Data to process:
"""
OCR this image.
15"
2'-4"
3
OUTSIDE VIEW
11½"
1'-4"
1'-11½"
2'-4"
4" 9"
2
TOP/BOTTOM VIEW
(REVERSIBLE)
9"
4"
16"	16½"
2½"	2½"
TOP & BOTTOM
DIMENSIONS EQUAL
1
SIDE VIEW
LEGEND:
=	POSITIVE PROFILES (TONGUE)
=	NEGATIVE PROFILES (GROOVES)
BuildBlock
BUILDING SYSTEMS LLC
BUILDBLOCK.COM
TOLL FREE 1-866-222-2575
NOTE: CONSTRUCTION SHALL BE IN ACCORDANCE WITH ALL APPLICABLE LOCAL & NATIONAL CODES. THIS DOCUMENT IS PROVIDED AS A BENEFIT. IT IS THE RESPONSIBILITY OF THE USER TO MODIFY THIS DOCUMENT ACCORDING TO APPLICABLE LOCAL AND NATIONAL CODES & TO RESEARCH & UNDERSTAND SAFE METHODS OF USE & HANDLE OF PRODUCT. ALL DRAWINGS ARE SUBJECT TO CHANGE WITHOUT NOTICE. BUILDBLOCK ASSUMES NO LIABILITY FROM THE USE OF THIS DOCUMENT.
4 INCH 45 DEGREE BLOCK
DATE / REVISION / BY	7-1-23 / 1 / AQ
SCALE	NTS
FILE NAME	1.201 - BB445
"""
What you have to do: Repeat the records exactly, including every line.

Written response:
OCR this image.
15"
2'-4"
3
OUTSIDE VIEW
11½"
1'-4"
1'-11½"
2'-4"
4" 9"
2
TOP/BOTTOM VIEW
(REVERSIBLE)
9"
4"
16"	16½"
2½"	2½"
TOP & BOTTOM
DIMENSIONS EQUAL
1
SIDE VIEW
LEGEND:
=	POSITIVE PROFILES (TONGUE)
=	NEGATIVE PROFILES (GROOVES)
BuildBlock
BUILDING SYSTEMS LLC
BUILDBLOCK.COM
TOLL FREE 1-866-222-2575
NOTE: CONSTRUCTION SHALL BE IN ACCORDANCE WITH ALL APPLICABLE LOCAL & NATIONAL CODES. THIS DOCUMENT IS PROVIDED AS A BENEFIT. IT IS THE RESPONSIBILITY OF THE USER TO MODIFY THIS DOCUMENT ACCORDING TO APPLICABLE LOCAL AND NATIONAL CODES & TO RESEARCH & UNDERSTAND SAFE METHODS OF USE & HANDLE OF PRODUCT. ALL DRAWINGS ARE SUBJECT TO CHANGE WITHOUT NOTICE. BUILDBLOCK ASSUMES NO LIABILITY FROM THE USE OF THIS DOCUMENT.
4 INCH 45 DEGREE BLOCK
DATE / REVISION / BY	7-1-23 / 1 / AQ
SCALE	NTS
FILE NAME	1.201 - BB445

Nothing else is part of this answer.